**What to do:** Among the lines below, list those containing the string "this".
[start of Data listing]
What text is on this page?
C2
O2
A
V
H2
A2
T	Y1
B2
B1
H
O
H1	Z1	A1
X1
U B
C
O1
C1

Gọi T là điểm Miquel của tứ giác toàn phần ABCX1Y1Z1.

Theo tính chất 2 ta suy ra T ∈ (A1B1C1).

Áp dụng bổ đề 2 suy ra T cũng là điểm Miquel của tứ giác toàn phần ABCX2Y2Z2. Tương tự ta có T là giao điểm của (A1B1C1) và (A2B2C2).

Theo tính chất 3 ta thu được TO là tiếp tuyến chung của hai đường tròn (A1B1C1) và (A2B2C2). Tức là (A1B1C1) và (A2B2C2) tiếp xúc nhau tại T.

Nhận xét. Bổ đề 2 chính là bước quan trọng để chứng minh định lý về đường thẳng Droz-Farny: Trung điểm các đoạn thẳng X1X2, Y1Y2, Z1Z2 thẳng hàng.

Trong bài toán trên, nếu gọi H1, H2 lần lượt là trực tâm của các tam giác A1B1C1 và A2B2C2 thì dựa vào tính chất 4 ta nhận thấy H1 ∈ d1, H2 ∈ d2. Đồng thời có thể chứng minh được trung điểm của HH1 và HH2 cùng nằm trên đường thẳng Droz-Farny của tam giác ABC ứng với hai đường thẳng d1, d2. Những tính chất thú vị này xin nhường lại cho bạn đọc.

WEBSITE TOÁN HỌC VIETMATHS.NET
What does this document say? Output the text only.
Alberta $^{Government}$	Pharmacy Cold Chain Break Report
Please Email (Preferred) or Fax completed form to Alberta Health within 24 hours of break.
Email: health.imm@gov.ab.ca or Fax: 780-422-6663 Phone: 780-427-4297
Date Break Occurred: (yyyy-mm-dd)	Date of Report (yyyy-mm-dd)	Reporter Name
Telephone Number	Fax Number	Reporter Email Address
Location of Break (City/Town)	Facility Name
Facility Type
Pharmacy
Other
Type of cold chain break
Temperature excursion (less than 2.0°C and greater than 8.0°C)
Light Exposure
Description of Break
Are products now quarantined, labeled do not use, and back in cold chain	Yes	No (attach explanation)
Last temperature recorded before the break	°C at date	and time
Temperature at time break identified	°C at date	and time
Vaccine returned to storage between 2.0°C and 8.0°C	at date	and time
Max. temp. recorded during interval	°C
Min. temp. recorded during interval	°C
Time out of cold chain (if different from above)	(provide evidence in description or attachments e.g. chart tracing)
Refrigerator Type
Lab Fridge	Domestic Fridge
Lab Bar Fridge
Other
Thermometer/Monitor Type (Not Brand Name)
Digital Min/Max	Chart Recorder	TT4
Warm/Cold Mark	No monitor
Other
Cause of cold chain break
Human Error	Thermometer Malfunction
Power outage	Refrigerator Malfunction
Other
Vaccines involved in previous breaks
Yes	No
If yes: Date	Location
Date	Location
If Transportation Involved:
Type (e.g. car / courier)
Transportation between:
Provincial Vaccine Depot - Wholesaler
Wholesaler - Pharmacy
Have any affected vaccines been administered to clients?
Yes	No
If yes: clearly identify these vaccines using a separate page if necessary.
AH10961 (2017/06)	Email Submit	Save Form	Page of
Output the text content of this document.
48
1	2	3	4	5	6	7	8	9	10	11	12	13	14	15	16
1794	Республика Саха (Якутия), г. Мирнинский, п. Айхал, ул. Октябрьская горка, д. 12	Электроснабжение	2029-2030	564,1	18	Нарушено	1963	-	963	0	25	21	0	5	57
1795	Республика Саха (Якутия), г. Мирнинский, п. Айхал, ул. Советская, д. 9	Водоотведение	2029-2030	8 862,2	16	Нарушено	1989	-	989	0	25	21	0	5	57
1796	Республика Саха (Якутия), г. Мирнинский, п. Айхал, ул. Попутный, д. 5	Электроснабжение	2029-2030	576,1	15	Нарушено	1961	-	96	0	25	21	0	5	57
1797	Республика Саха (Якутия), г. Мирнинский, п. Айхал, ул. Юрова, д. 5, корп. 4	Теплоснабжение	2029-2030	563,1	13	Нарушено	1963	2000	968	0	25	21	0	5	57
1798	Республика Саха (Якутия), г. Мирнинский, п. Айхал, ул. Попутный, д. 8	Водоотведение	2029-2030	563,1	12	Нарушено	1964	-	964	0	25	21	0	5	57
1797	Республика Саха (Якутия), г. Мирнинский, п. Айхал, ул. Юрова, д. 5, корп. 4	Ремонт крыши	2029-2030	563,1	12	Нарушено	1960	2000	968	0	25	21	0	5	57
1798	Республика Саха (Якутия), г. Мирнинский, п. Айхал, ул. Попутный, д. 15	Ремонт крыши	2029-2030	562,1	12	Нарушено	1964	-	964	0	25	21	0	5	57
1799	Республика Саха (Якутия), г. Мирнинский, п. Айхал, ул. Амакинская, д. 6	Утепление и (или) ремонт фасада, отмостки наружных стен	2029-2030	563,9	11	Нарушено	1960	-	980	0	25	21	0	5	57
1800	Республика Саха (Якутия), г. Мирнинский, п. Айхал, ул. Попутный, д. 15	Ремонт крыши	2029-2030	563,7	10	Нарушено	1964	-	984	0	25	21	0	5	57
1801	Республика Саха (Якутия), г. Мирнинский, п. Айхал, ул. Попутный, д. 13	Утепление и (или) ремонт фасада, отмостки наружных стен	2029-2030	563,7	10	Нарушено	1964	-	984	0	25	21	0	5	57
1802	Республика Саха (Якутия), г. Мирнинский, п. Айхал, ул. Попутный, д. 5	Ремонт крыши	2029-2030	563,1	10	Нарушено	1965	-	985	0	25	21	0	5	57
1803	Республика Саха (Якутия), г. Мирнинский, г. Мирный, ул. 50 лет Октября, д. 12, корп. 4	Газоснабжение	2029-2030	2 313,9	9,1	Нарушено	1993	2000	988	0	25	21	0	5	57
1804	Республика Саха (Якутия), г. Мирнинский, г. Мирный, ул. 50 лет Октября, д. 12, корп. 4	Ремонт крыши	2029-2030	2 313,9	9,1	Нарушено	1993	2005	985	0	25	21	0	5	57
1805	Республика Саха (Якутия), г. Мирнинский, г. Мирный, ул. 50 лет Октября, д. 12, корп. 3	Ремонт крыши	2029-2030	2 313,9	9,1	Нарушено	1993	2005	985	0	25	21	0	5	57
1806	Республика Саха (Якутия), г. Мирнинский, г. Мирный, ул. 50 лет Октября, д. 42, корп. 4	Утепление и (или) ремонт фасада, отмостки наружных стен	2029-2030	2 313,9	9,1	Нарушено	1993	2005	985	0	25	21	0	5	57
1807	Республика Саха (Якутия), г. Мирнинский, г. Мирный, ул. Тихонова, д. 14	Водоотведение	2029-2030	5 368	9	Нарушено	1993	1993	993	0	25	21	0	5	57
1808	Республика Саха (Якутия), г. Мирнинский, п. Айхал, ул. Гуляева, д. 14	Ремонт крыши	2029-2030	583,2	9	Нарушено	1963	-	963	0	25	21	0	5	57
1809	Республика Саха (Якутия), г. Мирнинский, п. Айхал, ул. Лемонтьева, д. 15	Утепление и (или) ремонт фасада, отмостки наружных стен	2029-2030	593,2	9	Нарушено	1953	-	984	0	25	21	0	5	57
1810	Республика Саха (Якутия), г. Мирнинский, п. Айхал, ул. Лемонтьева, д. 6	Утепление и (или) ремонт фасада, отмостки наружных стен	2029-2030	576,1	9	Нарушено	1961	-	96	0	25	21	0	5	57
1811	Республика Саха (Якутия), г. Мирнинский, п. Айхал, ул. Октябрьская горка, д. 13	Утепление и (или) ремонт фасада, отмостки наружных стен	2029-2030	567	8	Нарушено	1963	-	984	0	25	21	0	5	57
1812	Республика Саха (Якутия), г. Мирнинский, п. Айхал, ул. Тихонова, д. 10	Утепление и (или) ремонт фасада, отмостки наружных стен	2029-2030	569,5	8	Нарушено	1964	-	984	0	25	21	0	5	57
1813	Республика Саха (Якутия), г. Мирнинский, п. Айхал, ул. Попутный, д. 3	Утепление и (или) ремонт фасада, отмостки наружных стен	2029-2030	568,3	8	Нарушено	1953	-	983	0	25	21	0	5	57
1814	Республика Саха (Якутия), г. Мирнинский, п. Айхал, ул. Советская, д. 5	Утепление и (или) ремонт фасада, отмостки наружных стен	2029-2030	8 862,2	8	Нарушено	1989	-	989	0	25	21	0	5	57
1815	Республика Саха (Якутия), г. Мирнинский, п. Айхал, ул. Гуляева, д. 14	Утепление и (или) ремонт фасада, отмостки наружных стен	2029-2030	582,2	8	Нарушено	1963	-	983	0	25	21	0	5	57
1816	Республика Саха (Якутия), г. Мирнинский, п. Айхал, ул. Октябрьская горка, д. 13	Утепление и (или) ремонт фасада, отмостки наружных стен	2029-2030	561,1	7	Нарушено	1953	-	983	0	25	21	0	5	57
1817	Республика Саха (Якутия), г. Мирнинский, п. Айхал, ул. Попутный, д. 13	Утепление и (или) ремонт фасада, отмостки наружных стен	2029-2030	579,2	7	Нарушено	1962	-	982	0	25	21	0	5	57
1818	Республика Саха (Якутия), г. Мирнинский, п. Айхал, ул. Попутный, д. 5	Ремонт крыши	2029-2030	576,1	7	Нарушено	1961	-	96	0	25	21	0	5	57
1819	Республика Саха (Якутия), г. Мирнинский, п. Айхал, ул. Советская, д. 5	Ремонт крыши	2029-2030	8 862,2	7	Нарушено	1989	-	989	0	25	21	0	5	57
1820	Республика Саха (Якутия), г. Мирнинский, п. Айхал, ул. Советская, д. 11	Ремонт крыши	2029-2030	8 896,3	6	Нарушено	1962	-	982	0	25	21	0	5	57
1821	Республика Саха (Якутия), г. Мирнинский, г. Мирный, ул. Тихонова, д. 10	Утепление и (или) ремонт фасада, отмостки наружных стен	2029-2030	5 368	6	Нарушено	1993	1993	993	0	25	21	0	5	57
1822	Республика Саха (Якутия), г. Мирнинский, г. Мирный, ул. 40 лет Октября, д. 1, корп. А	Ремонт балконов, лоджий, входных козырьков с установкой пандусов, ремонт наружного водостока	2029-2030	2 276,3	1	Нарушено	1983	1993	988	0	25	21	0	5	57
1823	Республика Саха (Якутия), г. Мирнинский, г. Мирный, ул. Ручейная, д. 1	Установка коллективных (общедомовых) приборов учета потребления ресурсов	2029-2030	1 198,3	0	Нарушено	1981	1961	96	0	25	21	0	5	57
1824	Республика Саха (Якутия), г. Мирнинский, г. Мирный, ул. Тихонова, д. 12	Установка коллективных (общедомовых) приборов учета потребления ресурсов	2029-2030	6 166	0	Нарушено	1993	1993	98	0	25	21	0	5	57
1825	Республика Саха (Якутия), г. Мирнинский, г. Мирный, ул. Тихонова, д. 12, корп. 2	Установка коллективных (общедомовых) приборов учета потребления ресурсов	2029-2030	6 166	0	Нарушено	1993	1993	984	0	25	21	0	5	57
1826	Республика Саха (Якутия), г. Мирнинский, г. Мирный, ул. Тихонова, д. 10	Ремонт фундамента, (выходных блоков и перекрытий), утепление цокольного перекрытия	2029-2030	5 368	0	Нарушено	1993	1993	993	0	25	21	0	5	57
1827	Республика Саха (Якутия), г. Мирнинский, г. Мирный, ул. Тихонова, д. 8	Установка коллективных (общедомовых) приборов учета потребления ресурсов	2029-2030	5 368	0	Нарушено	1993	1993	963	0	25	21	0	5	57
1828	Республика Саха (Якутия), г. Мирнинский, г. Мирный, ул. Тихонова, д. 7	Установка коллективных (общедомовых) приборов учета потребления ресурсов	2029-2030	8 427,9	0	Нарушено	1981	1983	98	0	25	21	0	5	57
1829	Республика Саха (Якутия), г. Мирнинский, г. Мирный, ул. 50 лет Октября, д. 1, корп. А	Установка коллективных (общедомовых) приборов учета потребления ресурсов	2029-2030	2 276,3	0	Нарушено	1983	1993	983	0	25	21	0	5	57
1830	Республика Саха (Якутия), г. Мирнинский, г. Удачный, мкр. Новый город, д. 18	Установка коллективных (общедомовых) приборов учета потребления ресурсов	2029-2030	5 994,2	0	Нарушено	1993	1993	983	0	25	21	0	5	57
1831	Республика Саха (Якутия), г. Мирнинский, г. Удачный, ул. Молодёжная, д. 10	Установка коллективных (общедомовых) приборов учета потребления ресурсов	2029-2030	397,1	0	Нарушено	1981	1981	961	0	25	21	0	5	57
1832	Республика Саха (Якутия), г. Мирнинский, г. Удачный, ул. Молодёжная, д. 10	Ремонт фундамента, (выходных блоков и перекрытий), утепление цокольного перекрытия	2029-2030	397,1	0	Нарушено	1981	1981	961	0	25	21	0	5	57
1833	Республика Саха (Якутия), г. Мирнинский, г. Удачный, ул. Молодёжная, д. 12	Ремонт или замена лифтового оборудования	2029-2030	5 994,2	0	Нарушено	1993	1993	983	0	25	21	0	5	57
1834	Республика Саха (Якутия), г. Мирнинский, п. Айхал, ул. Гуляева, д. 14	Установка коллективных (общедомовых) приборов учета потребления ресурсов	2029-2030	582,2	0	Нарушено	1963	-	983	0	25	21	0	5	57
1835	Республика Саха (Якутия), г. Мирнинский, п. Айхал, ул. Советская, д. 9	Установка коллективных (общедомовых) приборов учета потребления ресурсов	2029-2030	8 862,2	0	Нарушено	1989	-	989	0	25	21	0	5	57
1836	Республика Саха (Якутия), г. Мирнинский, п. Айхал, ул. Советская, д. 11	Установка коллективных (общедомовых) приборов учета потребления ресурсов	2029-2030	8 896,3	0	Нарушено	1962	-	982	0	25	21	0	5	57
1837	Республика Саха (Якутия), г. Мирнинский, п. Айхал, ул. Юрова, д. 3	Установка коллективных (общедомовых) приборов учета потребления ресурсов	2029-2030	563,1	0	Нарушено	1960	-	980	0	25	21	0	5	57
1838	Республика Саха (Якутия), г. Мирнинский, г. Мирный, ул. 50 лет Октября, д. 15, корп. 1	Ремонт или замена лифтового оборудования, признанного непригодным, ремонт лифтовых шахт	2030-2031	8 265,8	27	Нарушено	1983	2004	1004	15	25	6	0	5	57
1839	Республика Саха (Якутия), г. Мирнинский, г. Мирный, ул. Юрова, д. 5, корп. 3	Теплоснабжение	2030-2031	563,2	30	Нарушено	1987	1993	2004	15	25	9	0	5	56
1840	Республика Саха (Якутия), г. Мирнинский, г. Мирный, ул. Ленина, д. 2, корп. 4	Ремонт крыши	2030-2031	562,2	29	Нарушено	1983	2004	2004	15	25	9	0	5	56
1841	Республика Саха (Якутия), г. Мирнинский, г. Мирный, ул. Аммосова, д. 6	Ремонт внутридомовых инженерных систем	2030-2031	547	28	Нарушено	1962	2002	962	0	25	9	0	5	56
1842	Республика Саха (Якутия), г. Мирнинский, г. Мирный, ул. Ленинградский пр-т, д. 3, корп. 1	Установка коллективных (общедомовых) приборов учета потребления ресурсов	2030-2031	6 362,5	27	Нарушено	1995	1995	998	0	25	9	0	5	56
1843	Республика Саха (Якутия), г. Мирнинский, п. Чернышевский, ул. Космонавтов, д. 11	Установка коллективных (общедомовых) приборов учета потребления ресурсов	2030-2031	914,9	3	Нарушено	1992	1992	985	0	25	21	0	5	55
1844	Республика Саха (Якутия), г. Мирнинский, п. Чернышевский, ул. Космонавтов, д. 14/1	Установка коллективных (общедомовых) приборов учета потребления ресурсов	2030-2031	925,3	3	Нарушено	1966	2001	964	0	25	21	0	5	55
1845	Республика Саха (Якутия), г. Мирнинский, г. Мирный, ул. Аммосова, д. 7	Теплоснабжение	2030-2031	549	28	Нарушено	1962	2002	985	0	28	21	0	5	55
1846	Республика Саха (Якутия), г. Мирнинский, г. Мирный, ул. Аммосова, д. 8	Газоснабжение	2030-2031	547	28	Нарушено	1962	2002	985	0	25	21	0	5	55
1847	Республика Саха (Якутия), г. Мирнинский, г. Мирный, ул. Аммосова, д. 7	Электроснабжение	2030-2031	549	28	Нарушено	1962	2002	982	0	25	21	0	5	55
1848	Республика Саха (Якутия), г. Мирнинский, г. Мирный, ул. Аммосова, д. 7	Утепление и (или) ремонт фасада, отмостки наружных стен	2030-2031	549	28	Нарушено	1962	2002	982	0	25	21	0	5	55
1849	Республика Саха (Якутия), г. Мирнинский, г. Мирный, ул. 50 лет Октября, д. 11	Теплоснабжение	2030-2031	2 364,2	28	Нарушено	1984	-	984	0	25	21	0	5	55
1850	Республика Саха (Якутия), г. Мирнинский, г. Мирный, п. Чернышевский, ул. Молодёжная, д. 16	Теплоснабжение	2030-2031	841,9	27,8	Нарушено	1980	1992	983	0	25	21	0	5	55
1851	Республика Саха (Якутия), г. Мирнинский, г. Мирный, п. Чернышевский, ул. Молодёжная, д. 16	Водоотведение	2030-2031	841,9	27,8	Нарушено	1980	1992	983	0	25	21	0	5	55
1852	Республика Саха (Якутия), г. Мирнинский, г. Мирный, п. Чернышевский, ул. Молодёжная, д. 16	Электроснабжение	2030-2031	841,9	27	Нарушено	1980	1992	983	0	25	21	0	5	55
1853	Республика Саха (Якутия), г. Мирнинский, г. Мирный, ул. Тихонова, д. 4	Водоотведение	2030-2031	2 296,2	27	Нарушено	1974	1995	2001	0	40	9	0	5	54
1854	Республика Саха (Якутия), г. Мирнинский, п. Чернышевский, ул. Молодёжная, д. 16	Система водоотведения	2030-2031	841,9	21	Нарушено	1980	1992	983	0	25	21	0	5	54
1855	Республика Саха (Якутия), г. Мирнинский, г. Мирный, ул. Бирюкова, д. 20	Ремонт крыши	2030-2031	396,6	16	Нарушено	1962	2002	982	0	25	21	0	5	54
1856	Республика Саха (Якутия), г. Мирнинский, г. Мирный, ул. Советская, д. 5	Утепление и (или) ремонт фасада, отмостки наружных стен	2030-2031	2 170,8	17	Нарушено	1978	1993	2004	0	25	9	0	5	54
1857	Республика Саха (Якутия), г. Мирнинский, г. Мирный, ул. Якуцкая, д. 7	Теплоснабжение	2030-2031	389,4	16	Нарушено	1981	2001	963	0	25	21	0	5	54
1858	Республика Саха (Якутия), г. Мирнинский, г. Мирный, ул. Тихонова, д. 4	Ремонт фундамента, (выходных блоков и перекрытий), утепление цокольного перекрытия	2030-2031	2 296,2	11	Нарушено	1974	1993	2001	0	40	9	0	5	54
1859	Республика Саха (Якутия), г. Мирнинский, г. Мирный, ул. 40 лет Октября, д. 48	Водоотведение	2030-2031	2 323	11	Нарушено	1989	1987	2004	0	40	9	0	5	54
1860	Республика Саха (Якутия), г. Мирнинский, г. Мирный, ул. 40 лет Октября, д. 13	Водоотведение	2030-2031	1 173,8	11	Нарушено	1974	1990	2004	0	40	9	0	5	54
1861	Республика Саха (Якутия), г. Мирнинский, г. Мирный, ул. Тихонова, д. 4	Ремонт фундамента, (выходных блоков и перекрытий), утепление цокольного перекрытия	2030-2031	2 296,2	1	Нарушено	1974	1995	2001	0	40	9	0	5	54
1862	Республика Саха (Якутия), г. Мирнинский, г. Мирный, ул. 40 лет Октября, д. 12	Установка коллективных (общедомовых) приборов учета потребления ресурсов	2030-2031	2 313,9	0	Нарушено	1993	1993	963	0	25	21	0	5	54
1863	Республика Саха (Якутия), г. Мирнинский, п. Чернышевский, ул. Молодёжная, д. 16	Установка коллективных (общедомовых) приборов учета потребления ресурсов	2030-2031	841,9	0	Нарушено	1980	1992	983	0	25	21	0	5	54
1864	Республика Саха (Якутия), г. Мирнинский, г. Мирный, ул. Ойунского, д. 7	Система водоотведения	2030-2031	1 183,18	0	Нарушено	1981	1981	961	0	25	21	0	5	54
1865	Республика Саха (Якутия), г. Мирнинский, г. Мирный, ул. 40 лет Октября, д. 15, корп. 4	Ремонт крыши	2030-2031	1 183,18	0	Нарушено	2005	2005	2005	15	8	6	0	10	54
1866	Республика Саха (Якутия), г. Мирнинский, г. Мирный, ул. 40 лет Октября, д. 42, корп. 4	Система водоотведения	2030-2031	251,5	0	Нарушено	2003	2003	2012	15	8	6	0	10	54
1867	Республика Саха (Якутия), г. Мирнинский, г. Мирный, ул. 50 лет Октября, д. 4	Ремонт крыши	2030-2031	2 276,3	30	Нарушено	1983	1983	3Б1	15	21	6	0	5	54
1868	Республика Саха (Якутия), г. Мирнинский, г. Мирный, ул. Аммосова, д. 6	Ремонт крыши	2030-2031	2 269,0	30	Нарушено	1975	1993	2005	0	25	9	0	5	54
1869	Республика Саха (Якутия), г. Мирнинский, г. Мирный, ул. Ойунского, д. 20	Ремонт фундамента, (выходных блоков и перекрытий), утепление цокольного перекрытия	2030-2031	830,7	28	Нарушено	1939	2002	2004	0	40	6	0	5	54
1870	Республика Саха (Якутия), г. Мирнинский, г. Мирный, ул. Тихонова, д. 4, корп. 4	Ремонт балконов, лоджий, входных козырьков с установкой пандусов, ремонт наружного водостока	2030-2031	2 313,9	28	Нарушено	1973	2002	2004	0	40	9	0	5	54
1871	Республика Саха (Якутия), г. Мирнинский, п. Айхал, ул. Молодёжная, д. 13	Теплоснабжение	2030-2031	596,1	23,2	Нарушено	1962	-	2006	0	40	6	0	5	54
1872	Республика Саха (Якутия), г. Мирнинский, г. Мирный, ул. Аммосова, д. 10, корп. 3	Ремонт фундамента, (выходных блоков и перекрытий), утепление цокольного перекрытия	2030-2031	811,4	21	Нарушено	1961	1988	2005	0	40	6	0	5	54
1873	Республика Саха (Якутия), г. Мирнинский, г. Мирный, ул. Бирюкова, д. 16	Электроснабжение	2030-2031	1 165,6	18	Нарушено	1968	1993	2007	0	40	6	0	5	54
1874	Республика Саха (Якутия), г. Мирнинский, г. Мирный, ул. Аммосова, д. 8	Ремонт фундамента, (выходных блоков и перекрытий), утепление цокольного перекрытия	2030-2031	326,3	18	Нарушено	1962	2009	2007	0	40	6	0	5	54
[end of Data listing]
**Completed exercise:**
What text is on this page?
What does this document say? Output the text only.
Output the text content of this document.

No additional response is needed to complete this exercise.